##### Record list
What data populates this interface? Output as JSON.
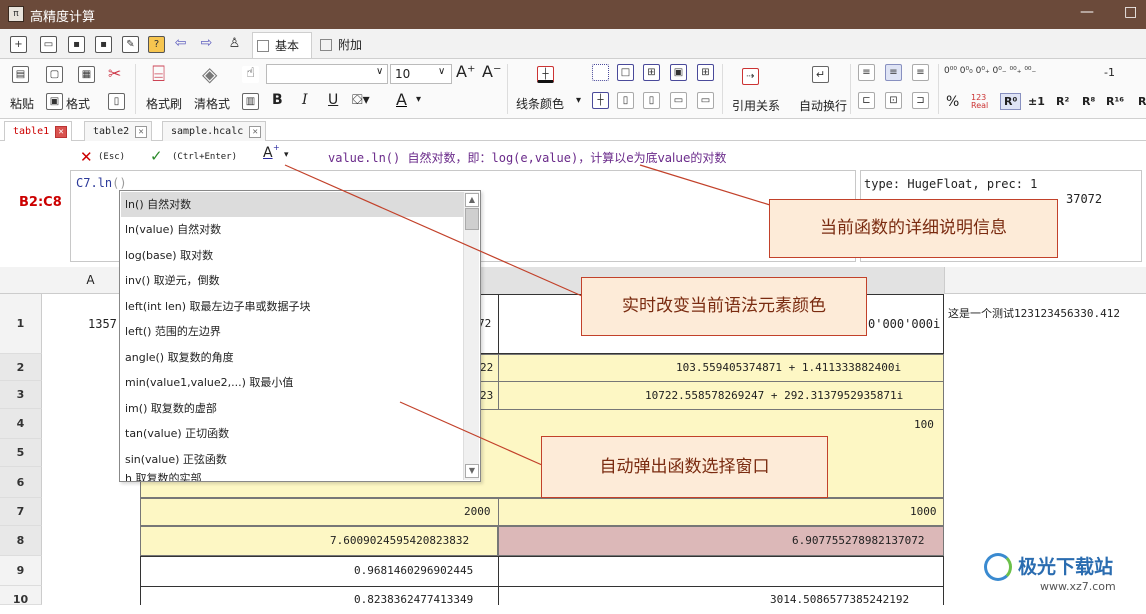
{
  "app": {
    "title": "高精度计算",
    "icon_label": "π"
  },
  "window_controls": {
    "minimize": "—",
    "maximize": "□"
  },
  "ribbon_tabs": [
    {
      "label": "基本"
    },
    {
      "label": "附加"
    }
  ],
  "toolbar": {
    "paste": "粘贴",
    "format": "格式",
    "format_brush": "格式刷",
    "clear_format": "清格式",
    "bold": "B",
    "italic": "I",
    "underline": "U",
    "font_color": "A",
    "font_size": "10",
    "font_grow": "A⁺",
    "font_shrink": "A⁻",
    "line_color": "线条颜色",
    "reference": "引用关系",
    "wrap": "自动换行",
    "percent": "%",
    "neg_one": "-1",
    "sci_buttons": [
      "R⁰",
      "±1",
      "R²",
      "R⁸",
      "R¹⁶",
      "R"
    ]
  },
  "doc_tabs": [
    {
      "label": "table1"
    },
    {
      "label": "table2"
    },
    {
      "label": "sample.hcalc"
    }
  ],
  "formula_bar": {
    "cancel": "(Esc)",
    "confirm": "(Ctrl+Enter)",
    "color_btn": "A",
    "help_fn": "value.ln()",
    "help_a": "自然对数，即：",
    "help_fn2": "log(e,value)",
    "help_b": "，计算以e为底value的对数",
    "range": "B2:C8",
    "input_prefix": "C7.ln",
    "input_suffix": "()",
    "type_info": "type: HugeFloat, prec: 1",
    "type_value": "37072"
  },
  "function_popup": {
    "items": [
      "ln() 自然对数",
      "ln(value) 自然对数",
      "log(base) 取对数",
      "inv() 取逆元，倒数",
      "left(int len) 取最左边子串或数据子块",
      "left() 范围的左边界",
      "angle() 取复数的角度",
      "min(value1,value2,...) 取最小值",
      "im() 取复数的虚部",
      "tan(value) 正切函数",
      "sin(value) 正弦函数",
      "h 取复数的实部"
    ]
  },
  "grid": {
    "col_a": "A",
    "rows": [
      "1",
      "2",
      "3",
      "4",
      "5",
      "6",
      "7",
      "8",
      "9",
      "10"
    ],
    "a1": "1357",
    "b1": "72",
    "c1": "0'000'000i",
    "d1": "这是一个测试123123456330.412",
    "b2": "22",
    "c2": "103.559405374871 + 1.411333882400i",
    "b3": "23",
    "c3": "10722.558578269247 + 292.3137952935871i",
    "c4": "100",
    "b7": "2000",
    "c7": "1000",
    "b8": "7.6009024595420823832",
    "c8": "6.907755278982137072",
    "b9": "0.9681460296902445",
    "b10": "0.8238362477413349",
    "c10": "3014.5086577385242192"
  },
  "callouts": {
    "detail": "当前函数的详细说明信息",
    "color": "实时改变当前语法元素颜色",
    "popup": "自动弹出函数选择窗口"
  },
  "watermark": {
    "name": "极光下载站",
    "url": "www.xz7.com"
  },
  "colors": {
    "title_bar": "#6b4a3a",
    "highlight_yellow": "#fdf7c4",
    "highlight_pink": "#dcb8b8",
    "callout_border": "#c2412a",
    "range_red": "#cc0000"
  }
}
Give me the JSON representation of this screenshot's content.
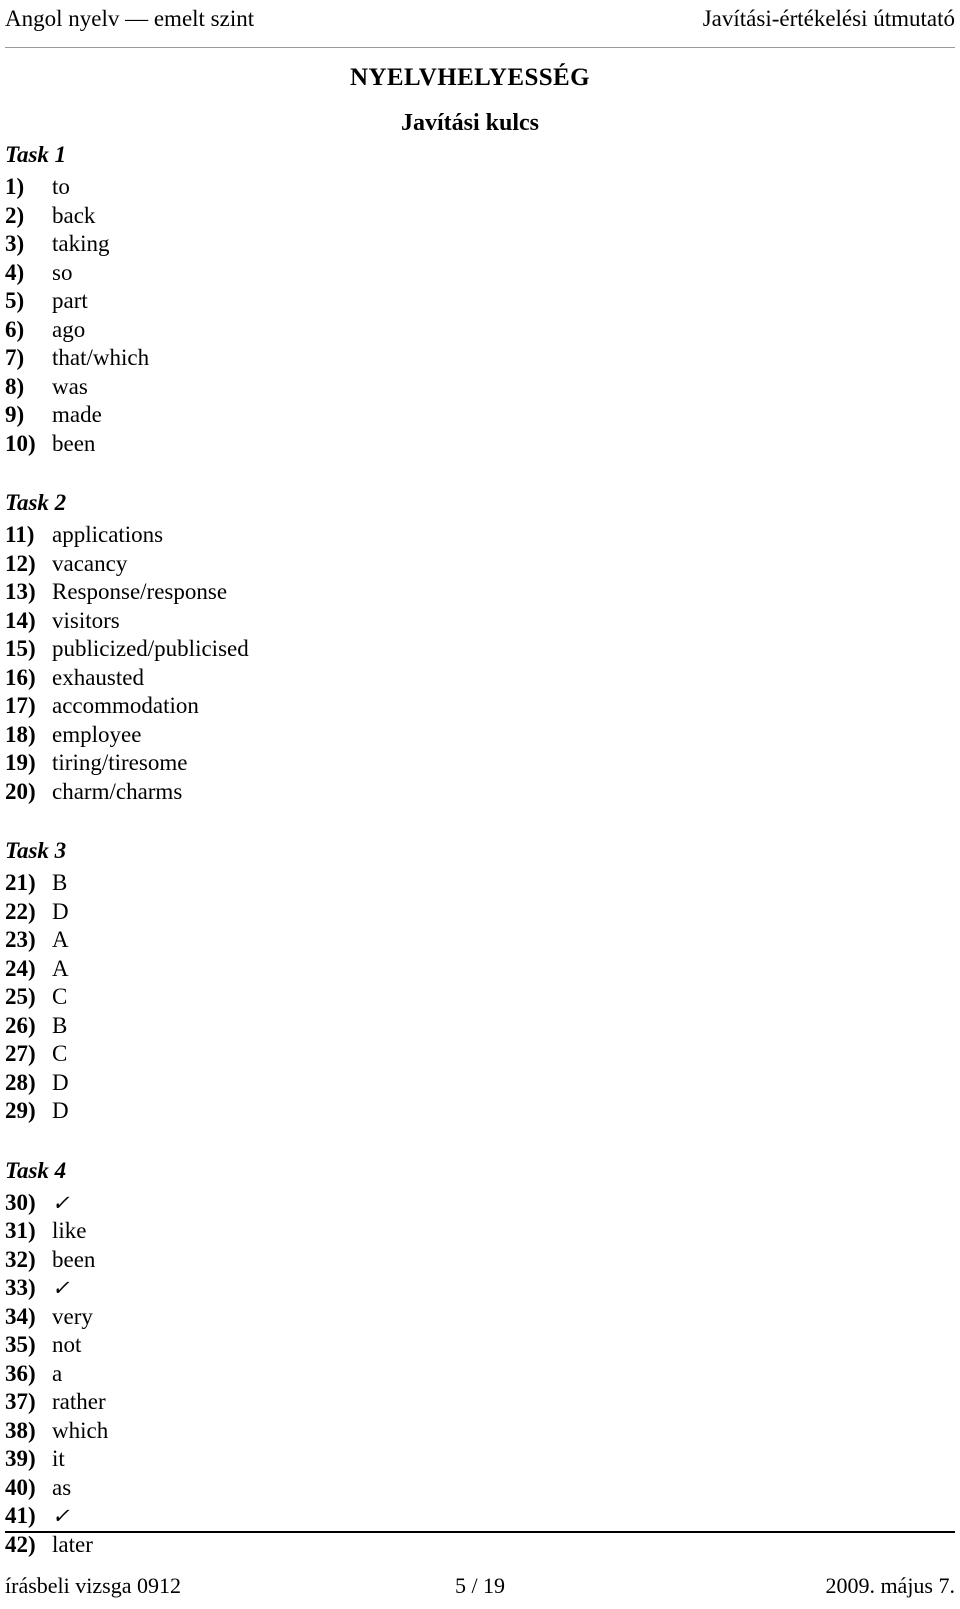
##########
In the material above, find the lines that contain "left" and show them.

• Correct output
      "left(int len) 取最左边子串或数据子块",
      "left() 范围的左边界",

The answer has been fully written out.